*What needs to be done*: Restate every entry word for word.

*Items from a data source*:
start

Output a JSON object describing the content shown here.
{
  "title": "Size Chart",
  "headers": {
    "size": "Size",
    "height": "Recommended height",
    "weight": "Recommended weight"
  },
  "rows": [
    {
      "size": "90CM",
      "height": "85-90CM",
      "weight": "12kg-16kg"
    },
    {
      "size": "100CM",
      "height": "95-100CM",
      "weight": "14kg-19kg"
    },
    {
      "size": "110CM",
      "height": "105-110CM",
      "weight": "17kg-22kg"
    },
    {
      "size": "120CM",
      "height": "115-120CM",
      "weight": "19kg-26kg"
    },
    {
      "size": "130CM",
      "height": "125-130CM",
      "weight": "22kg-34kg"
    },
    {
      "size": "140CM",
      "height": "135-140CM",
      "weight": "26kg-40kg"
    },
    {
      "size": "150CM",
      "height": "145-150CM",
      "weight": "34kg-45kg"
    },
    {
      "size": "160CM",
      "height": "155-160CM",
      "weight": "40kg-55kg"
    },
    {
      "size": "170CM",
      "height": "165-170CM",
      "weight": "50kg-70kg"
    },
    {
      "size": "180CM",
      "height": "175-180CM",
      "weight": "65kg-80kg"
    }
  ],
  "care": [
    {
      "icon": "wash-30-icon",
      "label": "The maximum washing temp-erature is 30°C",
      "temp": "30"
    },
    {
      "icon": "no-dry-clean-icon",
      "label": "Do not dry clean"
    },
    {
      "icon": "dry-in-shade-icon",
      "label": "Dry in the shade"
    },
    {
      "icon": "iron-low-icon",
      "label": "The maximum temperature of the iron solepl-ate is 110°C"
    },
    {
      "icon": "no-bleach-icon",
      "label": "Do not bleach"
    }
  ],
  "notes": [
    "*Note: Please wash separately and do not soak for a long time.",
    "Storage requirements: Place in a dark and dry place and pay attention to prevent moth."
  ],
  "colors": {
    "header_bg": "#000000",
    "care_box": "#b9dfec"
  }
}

end

*The completed task*:
Output a JSON object describing the content shown here.
{
  "title": "Size Chart",
  "headers": {
    "size": "Size",
    "height": "Recommended height",
    "weight": "Recommended weight"
  },
  "rows": [
    {
      "size": "90CM",
      "height": "85-90CM",
      "weight": "12kg-16kg"
    },
    {
      "size": "100CM",
      "height": "95-100CM",
      "weight": "14kg-19kg"
    },
    {
      "size": "110CM",
      "height": "105-110CM",
      "weight": "17kg-22kg"
    },
    {
      "size": "120CM",
      "height": "115-120CM",
      "weight": "19kg-26kg"
    },
    {
      "size": "130CM",
      "height": "125-130CM",
      "weight": "22kg-34kg"
    },
    {
      "size": "140CM",
      "height": "135-140CM",
      "weight": "26kg-40kg"
    },
    {
      "size": "150CM",
      "height": "145-150CM",
      "weight": "34kg-45kg"
    },
    {
      "size": "160CM",
      "height": "155-160CM",
      "weight": "40kg-55kg"
    },
    {
      "size": "170CM",
      "height": "165-170CM",
      "weight": "50kg-70kg"
    },
    {
      "size": "180CM",
      "height": "175-180CM",
      "weight": "65kg-80kg"
    }
  ],
  "care": [
    {
      "icon": "wash-30-icon",
      "label": "The maximum washing temp-erature is 30°C",
      "temp": "30"
    },
    {
      "icon": "no-dry-clean-icon",
      "label": "Do not dry clean"
    },
    {
      "icon": "dry-in-shade-icon",
      "label": "Dry in the shade"
    },
    {
      "icon": "iron-low-icon",
      "label": "The maximum temperature of the iron solepl-ate is 110°C"
    },
    {
      "icon": "no-bleach-icon",
      "label": "Do not bleach"
    }
  ],
  "notes": [
    "*Note: Please wash separately and do not soak for a long time.",
    "Storage requirements: Place in a dark and dry place and pay attention to prevent moth."
  ],
  "colors": {
    "header_bg": "#000000",
    "care_box": "#b9dfec"
  }
}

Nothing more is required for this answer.